Data for this exercise ->

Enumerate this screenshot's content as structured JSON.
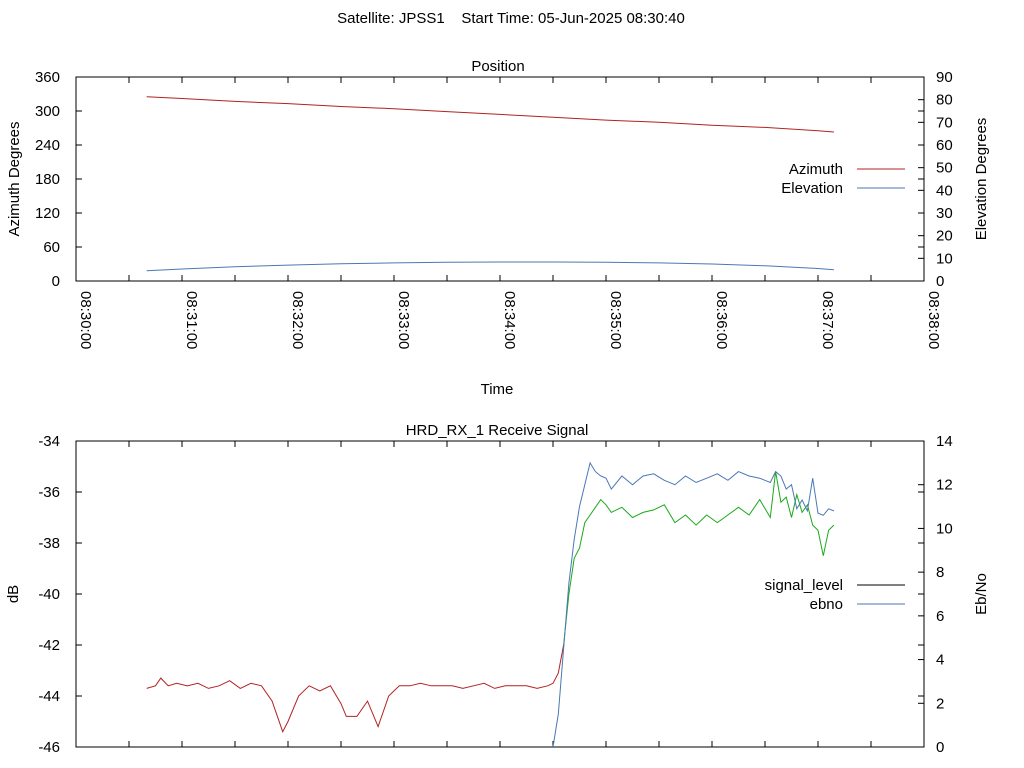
{
  "page_title": "Satellite: JPSS1    Start Time: 05-Jun-2025 08:30:40",
  "colors": {
    "azimuth": "#b22222",
    "elevation": "#4a78b4",
    "signal_level_before": "#b22222",
    "signal_level_after": "#1aaa1a",
    "signal_legend": "#000000",
    "ebno": "#4a78b4"
  },
  "chart_data": [
    {
      "type": "line",
      "title": "Position",
      "xlabel": "Time",
      "ylabel": "Azimuth Degrees",
      "y2label": "Elevation Degrees",
      "x_ticks": [
        "08:30:00",
        "08:31:00",
        "08:32:00",
        "08:33:00",
        "08:34:00",
        "08:35:00",
        "08:36:00",
        "08:37:00",
        "08:38:00"
      ],
      "xlim_min": [
        0,
        8
      ],
      "ylim": [
        0,
        360
      ],
      "y_ticks": [
        "0",
        "60",
        "120",
        "180",
        "240",
        "300",
        "360"
      ],
      "y2lim": [
        0,
        90
      ],
      "y2_ticks": [
        "0",
        "10",
        "20",
        "30",
        "40",
        "50",
        "60",
        "70",
        "80",
        "90"
      ],
      "legend_position": "right",
      "series": [
        {
          "name": "Azimuth",
          "axis": "y",
          "x": [
            0.667,
            1,
            1.5,
            2,
            2.5,
            3,
            3.5,
            4,
            4.5,
            5,
            5.5,
            6,
            6.5,
            7,
            7.15
          ],
          "y": [
            325,
            322,
            317,
            313,
            308,
            304,
            299,
            294,
            289,
            284,
            280,
            275,
            271,
            265,
            263
          ]
        },
        {
          "name": "Elevation",
          "axis": "y2",
          "x": [
            0.667,
            1,
            1.5,
            2,
            2.5,
            3,
            3.5,
            4,
            4.5,
            5,
            5.5,
            6,
            6.5,
            7,
            7.15
          ],
          "y": [
            4.5,
            5.3,
            6.3,
            7.0,
            7.6,
            8.0,
            8.3,
            8.4,
            8.4,
            8.3,
            8.0,
            7.5,
            6.7,
            5.5,
            5.0
          ]
        }
      ]
    },
    {
      "type": "line",
      "title": "HRD_RX_1 Receive Signal",
      "ylabel": "dB",
      "y2label": "Eb/No",
      "xlim_min": [
        0,
        8
      ],
      "ylim": [
        -46,
        -34
      ],
      "y_ticks": [
        "-34",
        "-36",
        "-38",
        "-40",
        "-42",
        "-44",
        "-46"
      ],
      "y2lim": [
        0,
        14
      ],
      "y2_ticks": [
        "0",
        "2",
        "4",
        "6",
        "8",
        "10",
        "12",
        "14"
      ],
      "legend_position": "right",
      "series": [
        {
          "name": "signal_level",
          "axis": "y",
          "x": [
            0.667,
            0.75,
            0.8,
            0.87,
            0.95,
            1.05,
            1.15,
            1.25,
            1.35,
            1.45,
            1.55,
            1.65,
            1.75,
            1.85,
            1.95,
            2.0,
            2.1,
            2.2,
            2.3,
            2.4,
            2.5,
            2.55,
            2.65,
            2.75,
            2.85,
            2.95,
            3.05,
            3.15,
            3.25,
            3.35,
            3.45,
            3.55,
            3.65,
            3.75,
            3.85,
            3.95,
            4.05,
            4.15,
            4.25,
            4.35,
            4.45,
            4.5,
            4.55,
            4.6,
            4.65,
            4.7,
            4.75,
            4.8,
            4.85,
            4.9,
            4.95,
            5.0,
            5.05,
            5.15,
            5.25,
            5.35,
            5.45,
            5.55,
            5.65,
            5.75,
            5.85,
            5.95,
            6.05,
            6.15,
            6.25,
            6.35,
            6.45,
            6.55,
            6.6,
            6.65,
            6.7,
            6.75,
            6.8,
            6.85,
            6.9,
            6.95,
            7.0,
            7.05,
            7.1,
            7.15
          ],
          "y": [
            -43.7,
            -43.6,
            -43.3,
            -43.6,
            -43.5,
            -43.6,
            -43.5,
            -43.7,
            -43.6,
            -43.4,
            -43.7,
            -43.5,
            -43.6,
            -44.2,
            -45.4,
            -45.0,
            -44.0,
            -43.6,
            -43.8,
            -43.6,
            -44.3,
            -44.8,
            -44.8,
            -44.2,
            -45.2,
            -44.0,
            -43.6,
            -43.6,
            -43.5,
            -43.6,
            -43.6,
            -43.6,
            -43.7,
            -43.6,
            -43.5,
            -43.7,
            -43.6,
            -43.6,
            -43.6,
            -43.7,
            -43.6,
            -43.5,
            -43.1,
            -42.0,
            -40.0,
            -38.6,
            -38.2,
            -37.2,
            -36.9,
            -36.6,
            -36.3,
            -36.5,
            -36.8,
            -36.6,
            -37.0,
            -36.8,
            -36.7,
            -36.5,
            -37.2,
            -36.9,
            -37.3,
            -36.9,
            -37.2,
            -36.9,
            -36.6,
            -36.9,
            -36.3,
            -37.0,
            -35.2,
            -36.4,
            -36.2,
            -37.0,
            -36.1,
            -36.8,
            -36.5,
            -37.3,
            -37.5,
            -38.5,
            -37.5,
            -37.3
          ]
        },
        {
          "name": "ebno",
          "axis": "y2",
          "x": [
            4.5,
            4.55,
            4.6,
            4.65,
            4.7,
            4.75,
            4.8,
            4.85,
            4.9,
            4.95,
            5.0,
            5.05,
            5.15,
            5.25,
            5.35,
            5.45,
            5.55,
            5.65,
            5.75,
            5.85,
            5.95,
            6.05,
            6.15,
            6.25,
            6.35,
            6.45,
            6.55,
            6.6,
            6.65,
            6.7,
            6.75,
            6.8,
            6.85,
            6.9,
            6.95,
            7.0,
            7.05,
            7.1,
            7.15
          ],
          "y": [
            0.0,
            1.5,
            4.5,
            7.5,
            9.5,
            11.0,
            12.0,
            13.0,
            12.6,
            12.4,
            12.3,
            11.8,
            12.4,
            12.0,
            12.4,
            12.5,
            12.2,
            12.0,
            12.4,
            12.1,
            12.3,
            12.5,
            12.2,
            12.6,
            12.4,
            12.3,
            12.1,
            12.6,
            12.4,
            11.8,
            12.0,
            10.9,
            11.3,
            10.8,
            12.3,
            10.7,
            10.6,
            10.9,
            10.8
          ]
        }
      ]
    }
  ]
}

Problem to solve -> Copy down every line of the entries containing the word "name".

Worked solution ->
          "name": "Azimuth",
          "name": "Elevation",
          "name": "signal_level",
          "name": "ebno",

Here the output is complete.